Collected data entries
● ● ● ● ●

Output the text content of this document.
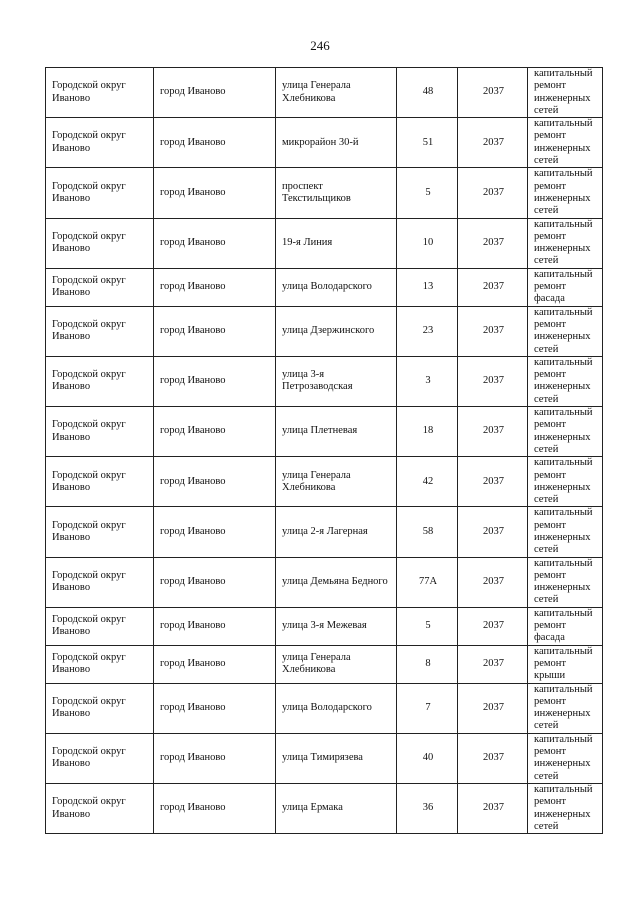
246
Городской округ Иваново	город Иваново	улица Генерала Хлебникова	48	2037	капитальный ремонт инженерных сетей
Городской округ Иваново	город Иваново	микрорайон 30-й	51	2037	капитальный ремонт инженерных сетей
Городской округ Иваново	город Иваново	проспект Текстильщиков	5	2037	капитальный ремонт инженерных сетей
Городской округ Иваново	город Иваново	19-я Линия	10	2037	капитальный ремонт инженерных сетей
Городской округ Иваново	город Иваново	улица Володарского	13	2037	капитальный ремонт фасада
Городской округ Иваново	город Иваново	улица Дзержинского	23	2037	капитальный ремонт инженерных сетей
Городской округ Иваново	город Иваново	улица 3-я Петрозаводская	3	2037	капитальный ремонт инженерных сетей
Городской округ Иваново	город Иваново	улица Плетневая	18	2037	капитальный ремонт инженерных сетей
Городской округ Иваново	город Иваново	улица Генерала Хлебникова	42	2037	капитальный ремонт инженерных сетей
Городской округ Иваново	город Иваново	улица 2-я Лагерная	58	2037	капитальный ремонт инженерных сетей
Городской округ Иваново	город Иваново	улица Демьяна Бедного	77А	2037	капитальный ремонт инженерных сетей
Городской округ Иваново	город Иваново	улица 3-я Межевая	5	2037	капитальный ремонт фасада
Городской округ Иваново	город Иваново	улица Генерала Хлебникова	8	2037	капитальный ремонт крыши
Городской округ Иваново	город Иваново	улица Володарского	7	2037	капитальный ремонт инженерных сетей
Городской округ Иваново	город Иваново	улица Тимирязева	40	2037	капитальный ремонт инженерных сетей
Городской округ Иваново	город Иваново	улица Ермака	36	2037	капитальный ремонт инженерных сетей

● ● ● ● ●

What is expected | Please write out all the data again word for word, but not the pictures.

Solution to this task |
Output the text content of this document.
246
Городской округ Иваново	город Иваново	улица Генерала Хлебникова	48	2037	капитальный ремонт инженерных сетей
Городской округ Иваново	город Иваново	микрорайон 30-й	51	2037	капитальный ремонт инженерных сетей
Городской округ Иваново	город Иваново	проспект Текстильщиков	5	2037	капитальный ремонт инженерных сетей
Городской округ Иваново	город Иваново	19-я Линия	10	2037	капитальный ремонт инженерных сетей
Городской округ Иваново	город Иваново	улица Володарского	13	2037	капитальный ремонт фасада
Городской округ Иваново	город Иваново	улица Дзержинского	23	2037	капитальный ремонт инженерных сетей
Городской округ Иваново	город Иваново	улица 3-я Петрозаводская	3	2037	капитальный ремонт инженерных сетей
Городской округ Иваново	город Иваново	улица Плетневая	18	2037	капитальный ремонт инженерных сетей
Городской округ Иваново	город Иваново	улица Генерала Хлебникова	42	2037	капитальный ремонт инженерных сетей
Городской округ Иваново	город Иваново	улица 2-я Лагерная	58	2037	капитальный ремонт инженерных сетей
Городской округ Иваново	город Иваново	улица Демьяна Бедного	77А	2037	капитальный ремонт инженерных сетей
Городской округ Иваново	город Иваново	улица 3-я Межевая	5	2037	капитальный ремонт фасада
Городской округ Иваново	город Иваново	улица Генерала Хлебникова	8	2037	капитальный ремонт крыши
Городской округ Иваново	город Иваново	улица Володарского	7	2037	капитальный ремонт инженерных сетей
Городской округ Иваново	город Иваново	улица Тимирязева	40	2037	капитальный ремонт инженерных сетей
Городской округ Иваново	город Иваново	улица Ермака	36	2037	капитальный ремонт инженерных сетей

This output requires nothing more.